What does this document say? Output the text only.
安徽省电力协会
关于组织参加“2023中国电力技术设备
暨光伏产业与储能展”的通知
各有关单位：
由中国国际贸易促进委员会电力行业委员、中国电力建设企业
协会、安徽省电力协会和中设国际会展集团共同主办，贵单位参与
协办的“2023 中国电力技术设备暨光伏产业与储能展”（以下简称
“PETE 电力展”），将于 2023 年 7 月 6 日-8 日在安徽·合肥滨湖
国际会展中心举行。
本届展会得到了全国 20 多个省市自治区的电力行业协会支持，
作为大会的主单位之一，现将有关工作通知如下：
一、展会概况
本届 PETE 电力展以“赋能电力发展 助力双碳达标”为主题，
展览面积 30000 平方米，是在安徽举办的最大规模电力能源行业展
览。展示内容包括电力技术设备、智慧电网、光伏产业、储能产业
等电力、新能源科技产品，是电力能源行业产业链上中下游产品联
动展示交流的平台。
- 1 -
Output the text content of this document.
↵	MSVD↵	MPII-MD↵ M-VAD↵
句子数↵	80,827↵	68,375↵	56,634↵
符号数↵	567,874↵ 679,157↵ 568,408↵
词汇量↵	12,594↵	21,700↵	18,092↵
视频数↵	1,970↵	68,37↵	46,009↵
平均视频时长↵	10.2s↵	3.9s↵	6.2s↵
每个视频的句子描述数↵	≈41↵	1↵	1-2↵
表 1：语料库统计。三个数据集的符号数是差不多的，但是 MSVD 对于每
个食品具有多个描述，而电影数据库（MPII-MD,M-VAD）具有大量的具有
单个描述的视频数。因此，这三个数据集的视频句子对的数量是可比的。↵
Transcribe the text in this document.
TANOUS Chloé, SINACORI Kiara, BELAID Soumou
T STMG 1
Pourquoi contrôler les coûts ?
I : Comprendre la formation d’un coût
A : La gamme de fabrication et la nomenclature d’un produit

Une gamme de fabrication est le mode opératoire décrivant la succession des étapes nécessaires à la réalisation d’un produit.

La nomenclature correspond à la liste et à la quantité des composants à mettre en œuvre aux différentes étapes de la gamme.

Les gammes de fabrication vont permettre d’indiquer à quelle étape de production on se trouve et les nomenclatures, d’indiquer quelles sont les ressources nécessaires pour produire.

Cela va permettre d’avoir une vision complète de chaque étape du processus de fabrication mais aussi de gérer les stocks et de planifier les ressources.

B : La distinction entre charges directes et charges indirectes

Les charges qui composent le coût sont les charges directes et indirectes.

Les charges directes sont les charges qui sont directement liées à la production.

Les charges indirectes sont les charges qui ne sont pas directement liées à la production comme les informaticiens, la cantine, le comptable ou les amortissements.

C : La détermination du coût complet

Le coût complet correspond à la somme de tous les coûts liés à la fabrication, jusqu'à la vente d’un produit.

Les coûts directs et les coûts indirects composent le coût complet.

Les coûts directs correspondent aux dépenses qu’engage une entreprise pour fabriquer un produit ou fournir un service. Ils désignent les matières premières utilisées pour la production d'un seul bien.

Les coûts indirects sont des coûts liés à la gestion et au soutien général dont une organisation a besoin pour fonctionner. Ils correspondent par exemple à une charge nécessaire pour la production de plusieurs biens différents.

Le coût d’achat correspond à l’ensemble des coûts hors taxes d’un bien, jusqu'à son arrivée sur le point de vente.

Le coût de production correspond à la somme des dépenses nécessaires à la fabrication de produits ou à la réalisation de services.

·····

What the exercise asks: Repeat the records above in full, character for character.

The response:
What does this document say? Output the text only.
安徽省电力协会
关于组织参加“2023中国电力技术设备
暨光伏产业与储能展”的通知
各有关单位：
由中国国际贸易促进委员会电力行业委员、中国电力建设企业
协会、安徽省电力协会和中设国际会展集团共同主办，贵单位参与
协办的“2023 中国电力技术设备暨光伏产业与储能展”（以下简称
“PETE 电力展”），将于 2023 年 7 月 6 日-8 日在安徽·合肥滨湖
国际会展中心举行。
本届展会得到了全国 20 多个省市自治区的电力行业协会支持，
作为大会的主单位之一，现将有关工作通知如下：
一、展会概况
本届 PETE 电力展以“赋能电力发展 助力双碳达标”为主题，
展览面积 30000 平方米，是在安徽举办的最大规模电力能源行业展
览。展示内容包括电力技术设备、智慧电网、光伏产业、储能产业
等电力、新能源科技产品，是电力能源行业产业链上中下游产品联
动展示交流的平台。
- 1 -
Output the text content of this document.
↵	MSVD↵	MPII-MD↵ M-VAD↵
句子数↵	80,827↵	68,375↵	56,634↵
符号数↵	567,874↵ 679,157↵ 568,408↵
词汇量↵	12,594↵	21,700↵	18,092↵
视频数↵	1,970↵	68,37↵	46,009↵
平均视频时长↵	10.2s↵	3.9s↵	6.2s↵
每个视频的句子描述数↵	≈41↵	1↵	1-2↵
表 1：语料库统计。三个数据集的符号数是差不多的，但是 MSVD 对于每
个食品具有多个描述，而电影数据库（MPII-MD,M-VAD）具有大量的具有
单个描述的视频数。因此，这三个数据集的视频句子对的数量是可比的。↵
Transcribe the text in this document.
TANOUS Chloé, SINACORI Kiara, BELAID Soumou
T STMG 1
Pourquoi contrôler les coûts ?
I : Comprendre la formation d’un coût
A : La gamme de fabrication et la nomenclature d’un produit

Une gamme de fabrication est le mode opératoire décrivant la succession des étapes nécessaires à la réalisation d’un produit.

La nomenclature correspond à la liste et à la quantité des composants à mettre en œuvre aux différentes étapes de la gamme.

Les gammes de fabrication vont permettre d’indiquer à quelle étape de production on se trouve et les nomenclatures, d’indiquer quelles sont les ressources nécessaires pour produire.

Cela va permettre d’avoir une vision complète de chaque étape du processus de fabrication mais aussi de gérer les stocks et de planifier les ressources.

B : La distinction entre charges directes et charges indirectes

Les charges qui composent le coût sont les charges directes et indirectes.

Les charges directes sont les charges qui sont directement liées à la production.

Les charges indirectes sont les charges qui ne sont pas directement liées à la production comme les informaticiens, la cantine, le comptable ou les amortissements.

C : La détermination du coût complet

Le coût complet correspond à la somme de tous les coûts liés à la fabrication, jusqu'à la vente d’un produit.

Les coûts directs et les coûts indirects composent le coût complet.

Les coûts directs correspondent aux dépenses qu’engage une entreprise pour fabriquer un produit ou fournir un service. Ils désignent les matières premières utilisées pour la production d'un seul bien.

Les coûts indirects sont des coûts liés à la gestion et au soutien général dont une organisation a besoin pour fonctionner. Ils correspondent par exemple à une charge nécessaire pour la production de plusieurs biens différents.

Le coût d’achat correspond à l’ensemble des coûts hors taxes d’un bien, jusqu'à son arrivée sur le point de vente.

Le coût de production correspond à la somme des dépenses nécessaires à la fabrication de produits ou à la réalisation de services.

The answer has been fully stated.